◆ PROBLEM
Copy out all of the data below with no alterations.

◆ DATA LISTING

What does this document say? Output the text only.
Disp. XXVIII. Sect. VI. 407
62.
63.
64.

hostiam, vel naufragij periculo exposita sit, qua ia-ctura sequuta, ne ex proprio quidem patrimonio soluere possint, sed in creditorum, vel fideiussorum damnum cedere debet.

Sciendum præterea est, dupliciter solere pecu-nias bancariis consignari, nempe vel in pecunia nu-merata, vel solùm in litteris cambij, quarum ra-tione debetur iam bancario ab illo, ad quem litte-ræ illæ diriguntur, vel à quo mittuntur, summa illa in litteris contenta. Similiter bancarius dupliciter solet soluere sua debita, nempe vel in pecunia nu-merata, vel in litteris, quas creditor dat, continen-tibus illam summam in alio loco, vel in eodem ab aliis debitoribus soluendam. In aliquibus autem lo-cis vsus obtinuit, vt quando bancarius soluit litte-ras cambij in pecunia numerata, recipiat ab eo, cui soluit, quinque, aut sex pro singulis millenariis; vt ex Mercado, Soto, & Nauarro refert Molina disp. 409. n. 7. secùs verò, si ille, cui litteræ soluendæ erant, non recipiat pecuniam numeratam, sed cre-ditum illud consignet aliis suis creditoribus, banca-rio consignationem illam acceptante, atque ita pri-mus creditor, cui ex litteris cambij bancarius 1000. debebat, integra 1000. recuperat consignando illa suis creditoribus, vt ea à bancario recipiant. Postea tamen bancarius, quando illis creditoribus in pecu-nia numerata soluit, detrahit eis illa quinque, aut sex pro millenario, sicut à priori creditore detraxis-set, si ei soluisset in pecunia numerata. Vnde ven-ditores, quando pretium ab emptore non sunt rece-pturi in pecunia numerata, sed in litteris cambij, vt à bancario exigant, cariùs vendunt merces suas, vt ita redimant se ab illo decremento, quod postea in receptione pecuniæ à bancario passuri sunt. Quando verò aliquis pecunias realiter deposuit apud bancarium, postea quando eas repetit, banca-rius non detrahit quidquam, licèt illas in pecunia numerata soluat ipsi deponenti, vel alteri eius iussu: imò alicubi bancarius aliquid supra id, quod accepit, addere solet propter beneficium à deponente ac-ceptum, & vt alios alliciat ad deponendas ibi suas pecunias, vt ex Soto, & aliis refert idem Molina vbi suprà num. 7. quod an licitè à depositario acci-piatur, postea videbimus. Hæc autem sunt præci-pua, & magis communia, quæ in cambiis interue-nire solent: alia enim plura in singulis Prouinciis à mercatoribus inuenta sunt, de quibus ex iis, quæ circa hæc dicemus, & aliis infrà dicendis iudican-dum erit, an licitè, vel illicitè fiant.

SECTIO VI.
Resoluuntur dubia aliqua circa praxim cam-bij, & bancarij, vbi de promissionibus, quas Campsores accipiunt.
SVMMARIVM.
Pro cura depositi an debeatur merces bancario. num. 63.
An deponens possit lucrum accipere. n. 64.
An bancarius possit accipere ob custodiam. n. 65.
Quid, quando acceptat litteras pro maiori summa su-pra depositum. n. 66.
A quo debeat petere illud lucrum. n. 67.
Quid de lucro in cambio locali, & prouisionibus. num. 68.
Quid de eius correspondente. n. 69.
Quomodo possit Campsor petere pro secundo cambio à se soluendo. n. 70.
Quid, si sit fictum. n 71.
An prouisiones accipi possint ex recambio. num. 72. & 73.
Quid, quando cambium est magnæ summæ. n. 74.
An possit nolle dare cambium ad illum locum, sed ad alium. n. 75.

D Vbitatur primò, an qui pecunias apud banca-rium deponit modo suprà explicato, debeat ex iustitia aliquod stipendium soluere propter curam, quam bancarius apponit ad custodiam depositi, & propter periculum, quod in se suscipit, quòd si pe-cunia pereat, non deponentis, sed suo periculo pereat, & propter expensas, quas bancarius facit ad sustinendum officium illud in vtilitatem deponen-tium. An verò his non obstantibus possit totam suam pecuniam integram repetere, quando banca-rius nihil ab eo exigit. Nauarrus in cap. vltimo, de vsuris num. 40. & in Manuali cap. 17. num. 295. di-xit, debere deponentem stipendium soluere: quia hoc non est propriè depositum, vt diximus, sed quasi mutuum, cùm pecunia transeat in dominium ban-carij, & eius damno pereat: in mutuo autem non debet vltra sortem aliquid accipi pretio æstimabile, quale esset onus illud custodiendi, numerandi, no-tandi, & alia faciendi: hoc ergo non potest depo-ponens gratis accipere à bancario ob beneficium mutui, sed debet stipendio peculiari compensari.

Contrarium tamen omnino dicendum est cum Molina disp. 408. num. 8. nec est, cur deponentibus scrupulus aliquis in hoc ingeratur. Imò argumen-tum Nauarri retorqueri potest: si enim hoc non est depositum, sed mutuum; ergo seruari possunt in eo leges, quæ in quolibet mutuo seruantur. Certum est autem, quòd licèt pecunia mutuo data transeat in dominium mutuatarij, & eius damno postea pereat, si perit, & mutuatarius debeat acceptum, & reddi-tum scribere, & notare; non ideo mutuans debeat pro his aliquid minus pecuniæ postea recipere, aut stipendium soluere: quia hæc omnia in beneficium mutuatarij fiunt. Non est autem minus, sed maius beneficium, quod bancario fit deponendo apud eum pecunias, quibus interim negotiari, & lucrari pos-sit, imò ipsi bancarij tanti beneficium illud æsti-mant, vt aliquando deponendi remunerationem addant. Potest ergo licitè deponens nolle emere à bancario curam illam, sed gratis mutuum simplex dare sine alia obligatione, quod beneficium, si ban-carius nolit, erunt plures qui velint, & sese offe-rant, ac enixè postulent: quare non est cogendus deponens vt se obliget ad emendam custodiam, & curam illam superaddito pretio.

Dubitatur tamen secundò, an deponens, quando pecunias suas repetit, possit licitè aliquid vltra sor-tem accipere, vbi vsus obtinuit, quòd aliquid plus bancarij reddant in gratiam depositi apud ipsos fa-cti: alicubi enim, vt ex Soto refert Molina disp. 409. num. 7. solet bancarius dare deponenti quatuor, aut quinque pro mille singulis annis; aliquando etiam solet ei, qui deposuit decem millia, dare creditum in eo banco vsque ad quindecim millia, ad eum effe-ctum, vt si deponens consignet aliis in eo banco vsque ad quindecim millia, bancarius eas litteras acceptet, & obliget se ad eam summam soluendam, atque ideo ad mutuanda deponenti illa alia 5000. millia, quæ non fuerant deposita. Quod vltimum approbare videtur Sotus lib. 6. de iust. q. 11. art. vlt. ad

◆ THE REPLY
What does this document say? Output the text only.
Disp. XXVIII. Sect. VI. 407
62.
63.
64.

hostiam, vel naufragij periculo exposita sit, qua ia-ctura sequuta, ne ex proprio quidem patrimonio soluere possint, sed in creditorum, vel fideiussorum damnum cedere debet.

Sciendum præterea est, dupliciter solere pecu-nias bancariis consignari, nempe vel in pecunia nu-merata, vel solùm in litteris cambij, quarum ra-tione debetur iam bancario ab illo, ad quem litte-ræ illæ diriguntur, vel à quo mittuntur, summa illa in litteris contenta. Similiter bancarius dupliciter solet soluere sua debita, nempe vel in pecunia nu-merata, vel in litteris, quas creditor dat, continen-tibus illam summam in alio loco, vel in eodem ab aliis debitoribus soluendam. In aliquibus autem lo-cis vsus obtinuit, vt quando bancarius soluit litte-ras cambij in pecunia numerata, recipiat ab eo, cui soluit, quinque, aut sex pro singulis millenariis; vt ex Mercado, Soto, & Nauarro refert Molina disp. 409. n. 7. secùs verò, si ille, cui litteræ soluendæ erant, non recipiat pecuniam numeratam, sed cre-ditum illud consignet aliis suis creditoribus, banca-rio consignationem illam acceptante, atque ita pri-mus creditor, cui ex litteris cambij bancarius 1000. debebat, integra 1000. recuperat consignando illa suis creditoribus, vt ea à bancario recipiant. Postea tamen bancarius, quando illis creditoribus in pecu-nia numerata soluit, detrahit eis illa quinque, aut sex pro millenario, sicut à priori creditore detraxis-set, si ei soluisset in pecunia numerata. Vnde ven-ditores, quando pretium ab emptore non sunt rece-pturi in pecunia numerata, sed in litteris cambij, vt à bancario exigant, cariùs vendunt merces suas, vt ita redimant se ab illo decremento, quod postea in receptione pecuniæ à bancario passuri sunt. Quando verò aliquis pecunias realiter deposuit apud bancarium, postea quando eas repetit, banca-rius non detrahit quidquam, licèt illas in pecunia numerata soluat ipsi deponenti, vel alteri eius iussu: imò alicubi bancarius aliquid supra id, quod accepit, addere solet propter beneficium à deponente ac-ceptum, & vt alios alliciat ad deponendas ibi suas pecunias, vt ex Soto, & aliis refert idem Molina vbi suprà num. 7. quod an licitè à depositario acci-piatur, postea videbimus. Hæc autem sunt præci-pua, & magis communia, quæ in cambiis interue-nire solent: alia enim plura in singulis Prouinciis à mercatoribus inuenta sunt, de quibus ex iis, quæ circa hæc dicemus, & aliis infrà dicendis iudican-dum erit, an licitè, vel illicitè fiant.

SECTIO VI.
Resoluuntur dubia aliqua circa praxim cam-bij, & bancarij, vbi de promissionibus, quas Campsores accipiunt.
SVMMARIVM.
Pro cura depositi an debeatur merces bancario. num. 63.
An deponens possit lucrum accipere. n. 64.
An bancarius possit accipere ob custodiam. n. 65.
Quid, quando acceptat litteras pro maiori summa su-pra depositum. n. 66.
A quo debeat petere illud lucrum. n. 67.
Quid de lucro in cambio locali, & prouisionibus. num. 68.
Quid de eius correspondente. n. 69.
Quomodo possit Campsor petere pro secundo cambio à se soluendo. n. 70.
Quid, si sit fictum. n 71.
An prouisiones accipi possint ex recambio. num. 72. & 73.
Quid, quando cambium est magnæ summæ. n. 74.
An possit nolle dare cambium ad illum locum, sed ad alium. n. 75.

D Vbitatur primò, an qui pecunias apud banca-rium deponit modo suprà explicato, debeat ex iustitia aliquod stipendium soluere propter curam, quam bancarius apponit ad custodiam depositi, & propter periculum, quod in se suscipit, quòd si pe-cunia pereat, non deponentis, sed suo periculo pereat, & propter expensas, quas bancarius facit ad sustinendum officium illud in vtilitatem deponen-tium. An verò his non obstantibus possit totam suam pecuniam integram repetere, quando banca-rius nihil ab eo exigit. Nauarrus in cap. vltimo, de vsuris num. 40. & in Manuali cap. 17. num. 295. di-xit, debere deponentem stipendium soluere: quia hoc non est propriè depositum, vt diximus, sed quasi mutuum, cùm pecunia transeat in dominium ban-carij, & eius damno pereat: in mutuo autem non debet vltra sortem aliquid accipi pretio æstimabile, quale esset onus illud custodiendi, numerandi, no-tandi, & alia faciendi: hoc ergo non potest depo-ponens gratis accipere à bancario ob beneficium mutui, sed debet stipendio peculiari compensari.

Contrarium tamen omnino dicendum est cum Molina disp. 408. num. 8. nec est, cur deponentibus scrupulus aliquis in hoc ingeratur. Imò argumen-tum Nauarri retorqueri potest: si enim hoc non est depositum, sed mutuum; ergo seruari possunt in eo leges, quæ in quolibet mutuo seruantur. Certum est autem, quòd licèt pecunia mutuo data transeat in dominium mutuatarij, & eius damno postea pereat, si perit, & mutuatarius debeat acceptum, & reddi-tum scribere, & notare; non ideo mutuans debeat pro his aliquid minus pecuniæ postea recipere, aut stipendium soluere: quia hæc omnia in beneficium mutuatarij fiunt. Non est autem minus, sed maius beneficium, quod bancario fit deponendo apud eum pecunias, quibus interim negotiari, & lucrari pos-sit, imò ipsi bancarij tanti beneficium illud æsti-mant, vt aliquando deponendi remunerationem addant. Potest ergo licitè deponens nolle emere à bancario curam illam, sed gratis mutuum simplex dare sine alia obligatione, quod beneficium, si ban-carius nolit, erunt plures qui velint, & sese offe-rant, ac enixè postulent: quare non est cogendus deponens vt se obliget ad emendam custodiam, & curam illam superaddito pretio.

Dubitatur tamen secundò, an deponens, quando pecunias suas repetit, possit licitè aliquid vltra sor-tem accipere, vbi vsus obtinuit, quòd aliquid plus bancarij reddant in gratiam depositi apud ipsos fa-cti: alicubi enim, vt ex Soto refert Molina disp. 409. num. 7. solet bancarius dare deponenti quatuor, aut quinque pro mille singulis annis; aliquando etiam solet ei, qui deposuit decem millia, dare creditum in eo banco vsque ad quindecim millia, ad eum effe-ctum, vt si deponens consignet aliis in eo banco vsque ad quindecim millia, bancarius eas litteras acceptet, & obliget se ad eam summam soluendam, atque ideo ad mutuanda deponenti illa alia 5000. millia, quæ non fuerant deposita. Quod vltimum approbare videtur Sotus lib. 6. de iust. q. 11. art. vlt. ad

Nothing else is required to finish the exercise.